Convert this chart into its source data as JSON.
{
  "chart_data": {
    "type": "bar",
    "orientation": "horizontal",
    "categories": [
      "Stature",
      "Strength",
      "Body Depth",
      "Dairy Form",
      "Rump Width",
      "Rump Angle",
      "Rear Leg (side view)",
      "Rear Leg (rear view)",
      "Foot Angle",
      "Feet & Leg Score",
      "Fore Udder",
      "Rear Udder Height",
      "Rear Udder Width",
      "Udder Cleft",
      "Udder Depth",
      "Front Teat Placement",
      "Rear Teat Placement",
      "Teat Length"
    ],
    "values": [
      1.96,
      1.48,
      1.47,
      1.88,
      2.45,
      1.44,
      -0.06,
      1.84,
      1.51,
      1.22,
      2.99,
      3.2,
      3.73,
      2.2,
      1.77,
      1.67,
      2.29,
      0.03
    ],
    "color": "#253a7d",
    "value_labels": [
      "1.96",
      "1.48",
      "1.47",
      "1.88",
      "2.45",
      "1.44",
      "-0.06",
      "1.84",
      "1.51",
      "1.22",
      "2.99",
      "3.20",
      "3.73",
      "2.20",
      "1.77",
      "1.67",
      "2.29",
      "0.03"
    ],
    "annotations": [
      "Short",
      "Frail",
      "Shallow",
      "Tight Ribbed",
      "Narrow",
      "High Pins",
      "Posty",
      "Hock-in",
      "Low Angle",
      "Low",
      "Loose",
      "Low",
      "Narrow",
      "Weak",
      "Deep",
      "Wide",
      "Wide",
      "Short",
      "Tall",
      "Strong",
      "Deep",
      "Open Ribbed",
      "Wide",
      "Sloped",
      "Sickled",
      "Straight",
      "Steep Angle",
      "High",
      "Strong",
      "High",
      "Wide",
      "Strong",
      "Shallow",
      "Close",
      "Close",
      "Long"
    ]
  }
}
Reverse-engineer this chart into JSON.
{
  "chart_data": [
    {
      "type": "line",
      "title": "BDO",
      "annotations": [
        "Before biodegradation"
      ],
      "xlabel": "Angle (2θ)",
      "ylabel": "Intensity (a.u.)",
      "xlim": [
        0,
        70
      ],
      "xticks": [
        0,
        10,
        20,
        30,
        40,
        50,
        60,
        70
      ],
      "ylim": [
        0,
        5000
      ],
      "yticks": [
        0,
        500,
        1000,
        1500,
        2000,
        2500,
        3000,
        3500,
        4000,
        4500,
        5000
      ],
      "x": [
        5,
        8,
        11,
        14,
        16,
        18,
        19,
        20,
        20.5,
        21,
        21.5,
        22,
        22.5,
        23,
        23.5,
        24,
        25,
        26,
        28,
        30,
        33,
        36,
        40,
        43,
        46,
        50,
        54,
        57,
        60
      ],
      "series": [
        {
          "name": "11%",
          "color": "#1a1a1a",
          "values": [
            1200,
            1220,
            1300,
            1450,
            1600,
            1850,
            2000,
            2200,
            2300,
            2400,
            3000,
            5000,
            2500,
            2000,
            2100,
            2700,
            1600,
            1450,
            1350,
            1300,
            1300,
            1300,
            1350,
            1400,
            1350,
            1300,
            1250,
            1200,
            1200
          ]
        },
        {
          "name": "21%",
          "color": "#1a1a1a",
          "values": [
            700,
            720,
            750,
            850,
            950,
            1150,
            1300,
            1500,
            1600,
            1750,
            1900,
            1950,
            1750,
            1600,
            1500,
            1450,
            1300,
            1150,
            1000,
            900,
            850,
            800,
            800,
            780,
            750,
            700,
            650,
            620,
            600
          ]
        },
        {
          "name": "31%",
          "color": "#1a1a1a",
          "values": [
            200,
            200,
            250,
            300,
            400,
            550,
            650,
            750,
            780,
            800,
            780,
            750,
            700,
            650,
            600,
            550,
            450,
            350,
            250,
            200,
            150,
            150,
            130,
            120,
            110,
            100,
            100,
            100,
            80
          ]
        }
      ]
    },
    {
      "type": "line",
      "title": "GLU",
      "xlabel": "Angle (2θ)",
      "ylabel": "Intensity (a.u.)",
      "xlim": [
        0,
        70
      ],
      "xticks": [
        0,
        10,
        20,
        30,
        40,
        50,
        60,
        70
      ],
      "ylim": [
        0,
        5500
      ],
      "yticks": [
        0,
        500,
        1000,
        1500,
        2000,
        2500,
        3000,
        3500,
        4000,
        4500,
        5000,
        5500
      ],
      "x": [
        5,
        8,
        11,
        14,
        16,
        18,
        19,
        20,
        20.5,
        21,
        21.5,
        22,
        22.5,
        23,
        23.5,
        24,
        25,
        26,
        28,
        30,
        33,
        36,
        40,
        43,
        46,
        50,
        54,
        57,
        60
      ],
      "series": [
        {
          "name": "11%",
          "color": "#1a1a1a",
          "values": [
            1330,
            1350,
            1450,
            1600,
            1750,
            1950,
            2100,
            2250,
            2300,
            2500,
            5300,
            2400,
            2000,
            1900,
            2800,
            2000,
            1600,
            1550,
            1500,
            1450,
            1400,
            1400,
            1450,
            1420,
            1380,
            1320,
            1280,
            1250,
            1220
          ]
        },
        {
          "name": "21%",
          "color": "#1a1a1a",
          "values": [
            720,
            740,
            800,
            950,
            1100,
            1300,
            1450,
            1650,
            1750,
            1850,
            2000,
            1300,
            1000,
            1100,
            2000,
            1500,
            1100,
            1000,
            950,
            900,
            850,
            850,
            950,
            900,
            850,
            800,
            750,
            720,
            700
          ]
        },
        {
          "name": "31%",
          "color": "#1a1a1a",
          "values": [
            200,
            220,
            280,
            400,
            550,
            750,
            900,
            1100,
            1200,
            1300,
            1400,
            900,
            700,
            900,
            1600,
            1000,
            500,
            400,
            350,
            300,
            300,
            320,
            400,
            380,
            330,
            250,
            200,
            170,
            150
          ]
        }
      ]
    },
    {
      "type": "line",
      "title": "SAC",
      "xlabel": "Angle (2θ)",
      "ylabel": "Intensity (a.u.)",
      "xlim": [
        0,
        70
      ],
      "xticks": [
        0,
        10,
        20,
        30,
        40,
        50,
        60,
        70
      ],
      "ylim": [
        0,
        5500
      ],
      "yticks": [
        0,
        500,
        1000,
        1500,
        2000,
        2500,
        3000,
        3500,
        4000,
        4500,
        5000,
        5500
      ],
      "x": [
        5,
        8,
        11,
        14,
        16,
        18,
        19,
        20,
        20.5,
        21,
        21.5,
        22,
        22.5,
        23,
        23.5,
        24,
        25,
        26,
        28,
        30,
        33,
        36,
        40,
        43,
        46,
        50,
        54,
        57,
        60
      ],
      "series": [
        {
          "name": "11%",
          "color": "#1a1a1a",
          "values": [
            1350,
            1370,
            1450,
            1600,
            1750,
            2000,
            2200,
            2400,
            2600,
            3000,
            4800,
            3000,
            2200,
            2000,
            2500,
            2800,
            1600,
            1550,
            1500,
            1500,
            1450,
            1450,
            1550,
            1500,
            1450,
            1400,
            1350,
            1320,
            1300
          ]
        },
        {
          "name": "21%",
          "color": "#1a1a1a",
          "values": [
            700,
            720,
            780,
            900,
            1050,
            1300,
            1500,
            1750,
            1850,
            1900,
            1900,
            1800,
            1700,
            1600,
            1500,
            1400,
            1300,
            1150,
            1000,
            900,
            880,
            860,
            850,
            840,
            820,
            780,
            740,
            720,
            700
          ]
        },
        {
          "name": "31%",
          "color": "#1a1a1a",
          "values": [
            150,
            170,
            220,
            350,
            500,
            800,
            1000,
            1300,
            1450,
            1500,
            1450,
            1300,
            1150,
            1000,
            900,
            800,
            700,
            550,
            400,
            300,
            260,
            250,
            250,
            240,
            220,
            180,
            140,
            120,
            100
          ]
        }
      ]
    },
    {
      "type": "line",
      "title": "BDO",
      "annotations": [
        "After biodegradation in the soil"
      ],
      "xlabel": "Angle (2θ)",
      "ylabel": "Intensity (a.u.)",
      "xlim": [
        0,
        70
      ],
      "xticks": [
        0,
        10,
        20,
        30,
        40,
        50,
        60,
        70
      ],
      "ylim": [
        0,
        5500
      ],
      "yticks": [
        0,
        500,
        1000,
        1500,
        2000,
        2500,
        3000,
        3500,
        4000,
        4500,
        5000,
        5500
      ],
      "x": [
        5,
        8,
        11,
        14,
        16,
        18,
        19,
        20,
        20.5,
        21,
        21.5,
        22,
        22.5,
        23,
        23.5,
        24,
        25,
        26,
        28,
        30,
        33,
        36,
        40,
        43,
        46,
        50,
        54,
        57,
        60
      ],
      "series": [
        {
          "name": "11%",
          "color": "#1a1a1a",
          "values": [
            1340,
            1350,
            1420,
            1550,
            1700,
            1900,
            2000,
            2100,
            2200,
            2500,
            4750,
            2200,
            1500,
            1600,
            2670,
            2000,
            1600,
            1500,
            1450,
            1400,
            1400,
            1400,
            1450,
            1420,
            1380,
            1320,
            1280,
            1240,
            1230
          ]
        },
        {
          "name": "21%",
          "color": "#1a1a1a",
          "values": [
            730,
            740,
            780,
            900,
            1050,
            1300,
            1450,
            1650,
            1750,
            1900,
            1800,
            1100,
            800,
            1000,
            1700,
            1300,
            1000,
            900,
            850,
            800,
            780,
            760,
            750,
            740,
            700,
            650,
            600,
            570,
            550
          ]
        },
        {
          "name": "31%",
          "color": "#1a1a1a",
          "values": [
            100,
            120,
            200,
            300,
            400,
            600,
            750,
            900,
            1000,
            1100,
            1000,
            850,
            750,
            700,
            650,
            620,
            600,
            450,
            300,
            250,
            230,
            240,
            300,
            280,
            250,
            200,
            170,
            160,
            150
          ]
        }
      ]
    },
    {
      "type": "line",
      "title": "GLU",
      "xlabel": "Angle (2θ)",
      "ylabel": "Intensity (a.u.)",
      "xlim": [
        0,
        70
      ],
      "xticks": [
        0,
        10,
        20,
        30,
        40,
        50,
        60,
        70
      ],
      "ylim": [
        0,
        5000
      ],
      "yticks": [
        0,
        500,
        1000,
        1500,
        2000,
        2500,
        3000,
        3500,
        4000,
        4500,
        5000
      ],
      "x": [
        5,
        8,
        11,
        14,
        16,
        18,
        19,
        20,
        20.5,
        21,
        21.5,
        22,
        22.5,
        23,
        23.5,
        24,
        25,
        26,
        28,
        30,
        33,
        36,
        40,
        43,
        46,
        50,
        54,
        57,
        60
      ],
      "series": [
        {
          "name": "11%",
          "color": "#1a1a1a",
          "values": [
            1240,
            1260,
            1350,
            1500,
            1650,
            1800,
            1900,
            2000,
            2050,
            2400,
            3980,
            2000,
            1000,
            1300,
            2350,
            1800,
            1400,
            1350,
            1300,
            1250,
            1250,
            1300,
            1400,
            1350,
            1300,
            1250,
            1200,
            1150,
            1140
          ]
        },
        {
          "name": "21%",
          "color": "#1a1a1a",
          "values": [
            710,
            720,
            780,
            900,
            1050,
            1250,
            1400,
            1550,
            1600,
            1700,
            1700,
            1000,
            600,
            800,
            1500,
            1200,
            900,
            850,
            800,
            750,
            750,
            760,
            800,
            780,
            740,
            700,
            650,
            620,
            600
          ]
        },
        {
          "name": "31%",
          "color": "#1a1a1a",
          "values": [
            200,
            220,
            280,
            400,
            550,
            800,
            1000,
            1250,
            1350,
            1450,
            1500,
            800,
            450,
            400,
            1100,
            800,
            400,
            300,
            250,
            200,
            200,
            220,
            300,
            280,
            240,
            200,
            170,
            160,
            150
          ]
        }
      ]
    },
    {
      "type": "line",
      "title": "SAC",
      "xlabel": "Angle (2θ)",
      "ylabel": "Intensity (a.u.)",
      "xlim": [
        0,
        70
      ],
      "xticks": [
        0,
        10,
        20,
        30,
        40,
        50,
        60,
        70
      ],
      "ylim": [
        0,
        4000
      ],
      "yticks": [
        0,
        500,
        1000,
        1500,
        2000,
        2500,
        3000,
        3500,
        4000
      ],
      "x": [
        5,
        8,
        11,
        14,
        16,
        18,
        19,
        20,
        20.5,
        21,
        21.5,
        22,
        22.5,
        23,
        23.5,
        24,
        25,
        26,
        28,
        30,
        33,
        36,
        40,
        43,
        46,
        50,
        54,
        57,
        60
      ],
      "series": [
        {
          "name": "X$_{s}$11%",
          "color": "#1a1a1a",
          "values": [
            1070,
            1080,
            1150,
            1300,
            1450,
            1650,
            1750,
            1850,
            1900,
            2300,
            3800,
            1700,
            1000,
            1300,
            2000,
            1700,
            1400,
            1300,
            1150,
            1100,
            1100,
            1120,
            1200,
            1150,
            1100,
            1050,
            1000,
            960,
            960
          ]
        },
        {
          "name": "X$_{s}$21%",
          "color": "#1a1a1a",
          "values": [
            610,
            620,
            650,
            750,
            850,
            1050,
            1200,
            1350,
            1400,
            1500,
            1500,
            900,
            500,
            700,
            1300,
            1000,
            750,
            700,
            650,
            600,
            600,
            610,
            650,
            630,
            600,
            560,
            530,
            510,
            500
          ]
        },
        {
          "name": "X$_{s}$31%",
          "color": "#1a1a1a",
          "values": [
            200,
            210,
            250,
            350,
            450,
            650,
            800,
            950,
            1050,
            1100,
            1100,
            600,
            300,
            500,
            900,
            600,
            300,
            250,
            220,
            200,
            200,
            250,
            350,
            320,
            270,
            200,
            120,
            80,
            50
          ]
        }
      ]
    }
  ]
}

--

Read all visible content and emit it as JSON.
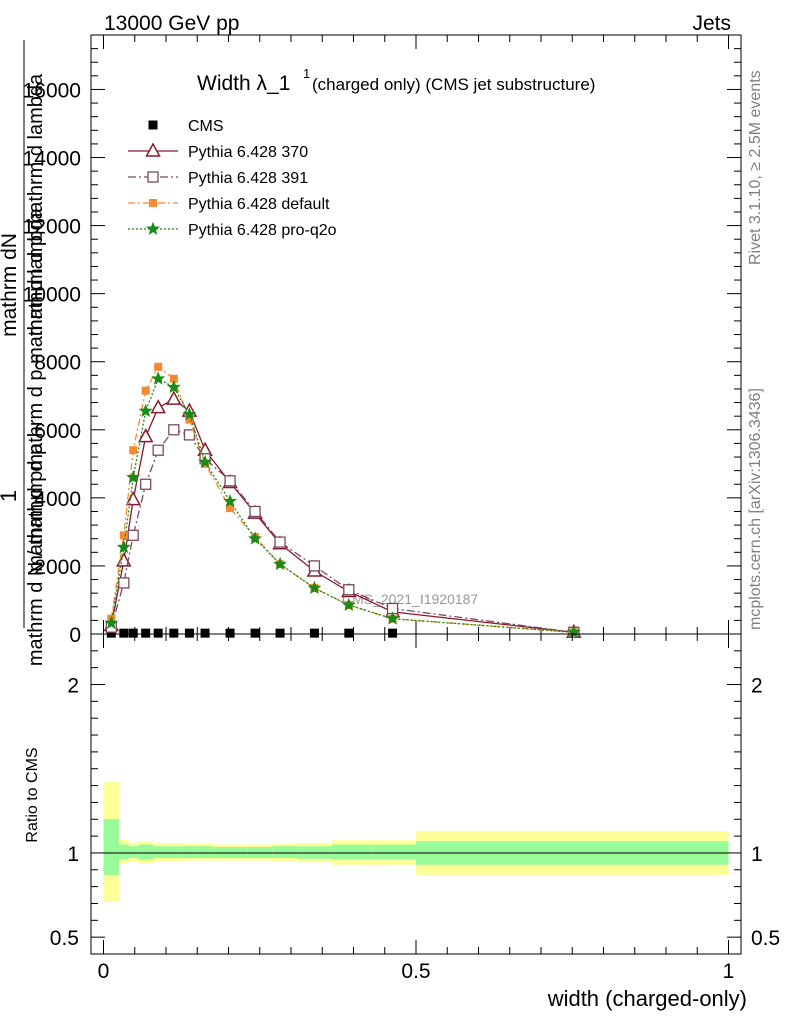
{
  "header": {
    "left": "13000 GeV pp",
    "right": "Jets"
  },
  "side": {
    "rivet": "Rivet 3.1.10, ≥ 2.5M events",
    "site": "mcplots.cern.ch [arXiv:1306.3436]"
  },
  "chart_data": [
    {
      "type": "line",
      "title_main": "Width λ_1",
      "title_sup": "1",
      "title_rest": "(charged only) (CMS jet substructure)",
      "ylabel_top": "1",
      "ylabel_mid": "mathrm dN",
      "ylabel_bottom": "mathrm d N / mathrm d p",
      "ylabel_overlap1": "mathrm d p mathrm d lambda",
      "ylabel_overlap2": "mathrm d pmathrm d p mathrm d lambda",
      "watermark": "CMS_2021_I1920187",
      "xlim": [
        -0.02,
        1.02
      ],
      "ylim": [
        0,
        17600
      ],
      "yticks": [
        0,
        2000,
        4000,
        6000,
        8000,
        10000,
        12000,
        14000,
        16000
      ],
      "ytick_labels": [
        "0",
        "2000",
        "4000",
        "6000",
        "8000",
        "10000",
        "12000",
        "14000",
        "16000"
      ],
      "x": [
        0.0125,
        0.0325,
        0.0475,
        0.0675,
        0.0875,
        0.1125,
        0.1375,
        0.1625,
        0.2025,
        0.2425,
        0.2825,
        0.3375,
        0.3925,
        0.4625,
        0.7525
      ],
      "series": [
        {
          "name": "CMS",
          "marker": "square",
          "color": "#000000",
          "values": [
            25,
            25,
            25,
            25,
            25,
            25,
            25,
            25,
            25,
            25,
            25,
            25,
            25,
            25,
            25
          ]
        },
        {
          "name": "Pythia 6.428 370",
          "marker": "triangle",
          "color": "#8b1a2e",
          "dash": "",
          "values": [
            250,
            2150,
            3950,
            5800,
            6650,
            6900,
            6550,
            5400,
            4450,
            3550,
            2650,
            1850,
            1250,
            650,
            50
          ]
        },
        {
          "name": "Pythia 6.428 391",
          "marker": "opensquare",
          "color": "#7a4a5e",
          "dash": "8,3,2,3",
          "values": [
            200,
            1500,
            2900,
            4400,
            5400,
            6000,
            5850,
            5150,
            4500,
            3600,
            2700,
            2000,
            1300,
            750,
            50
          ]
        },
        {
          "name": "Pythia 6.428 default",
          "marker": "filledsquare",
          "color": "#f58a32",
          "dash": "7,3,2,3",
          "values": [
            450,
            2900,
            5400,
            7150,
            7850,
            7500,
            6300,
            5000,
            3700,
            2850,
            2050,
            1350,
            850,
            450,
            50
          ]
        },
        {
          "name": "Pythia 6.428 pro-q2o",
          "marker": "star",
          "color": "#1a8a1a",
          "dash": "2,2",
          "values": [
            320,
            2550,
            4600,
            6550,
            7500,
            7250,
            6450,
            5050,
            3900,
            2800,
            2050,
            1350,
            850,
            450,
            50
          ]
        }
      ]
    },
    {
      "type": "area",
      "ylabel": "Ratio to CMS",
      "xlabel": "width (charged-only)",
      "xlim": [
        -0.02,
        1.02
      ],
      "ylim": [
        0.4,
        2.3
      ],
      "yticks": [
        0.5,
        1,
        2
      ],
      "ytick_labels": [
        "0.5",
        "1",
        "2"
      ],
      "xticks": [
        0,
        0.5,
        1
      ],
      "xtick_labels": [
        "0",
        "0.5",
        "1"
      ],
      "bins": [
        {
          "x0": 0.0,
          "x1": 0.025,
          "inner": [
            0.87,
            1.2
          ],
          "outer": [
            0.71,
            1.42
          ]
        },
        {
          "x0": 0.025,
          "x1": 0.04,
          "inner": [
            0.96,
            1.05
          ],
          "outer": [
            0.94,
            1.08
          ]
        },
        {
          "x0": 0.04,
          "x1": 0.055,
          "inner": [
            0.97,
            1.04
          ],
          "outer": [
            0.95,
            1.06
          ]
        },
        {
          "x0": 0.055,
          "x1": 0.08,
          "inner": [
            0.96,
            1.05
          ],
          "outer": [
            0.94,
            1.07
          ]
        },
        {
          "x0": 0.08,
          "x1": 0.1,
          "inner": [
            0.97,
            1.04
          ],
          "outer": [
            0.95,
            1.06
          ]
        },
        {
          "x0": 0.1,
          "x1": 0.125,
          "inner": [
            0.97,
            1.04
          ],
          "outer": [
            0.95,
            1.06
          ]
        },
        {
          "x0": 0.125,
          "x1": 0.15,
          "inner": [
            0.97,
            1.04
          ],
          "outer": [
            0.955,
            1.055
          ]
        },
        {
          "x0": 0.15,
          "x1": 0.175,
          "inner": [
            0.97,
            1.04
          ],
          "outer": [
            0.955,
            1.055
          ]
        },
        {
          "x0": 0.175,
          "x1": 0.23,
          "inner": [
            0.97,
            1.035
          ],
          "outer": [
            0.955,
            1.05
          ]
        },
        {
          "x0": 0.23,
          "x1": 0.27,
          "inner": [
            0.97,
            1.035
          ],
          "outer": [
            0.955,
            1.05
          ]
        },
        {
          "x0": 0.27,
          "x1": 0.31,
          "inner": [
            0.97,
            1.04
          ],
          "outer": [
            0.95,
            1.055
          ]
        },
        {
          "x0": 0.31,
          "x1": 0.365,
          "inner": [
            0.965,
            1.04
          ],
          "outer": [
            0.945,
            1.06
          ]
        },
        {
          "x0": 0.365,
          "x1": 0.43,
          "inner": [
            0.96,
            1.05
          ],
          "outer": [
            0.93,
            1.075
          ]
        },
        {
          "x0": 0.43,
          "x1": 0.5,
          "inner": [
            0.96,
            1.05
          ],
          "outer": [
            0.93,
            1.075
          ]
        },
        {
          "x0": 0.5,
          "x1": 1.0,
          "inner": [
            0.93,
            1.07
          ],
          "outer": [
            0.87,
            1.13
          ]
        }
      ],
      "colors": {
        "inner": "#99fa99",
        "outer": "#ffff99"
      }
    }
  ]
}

=== To do ===
Which lines hold the word "marker"? Show each one.

=== Full output ===
          "marker": "square",
          "marker": "triangle",
          "marker": "opensquare",
          "marker": "filledsquare",
          "marker": "star",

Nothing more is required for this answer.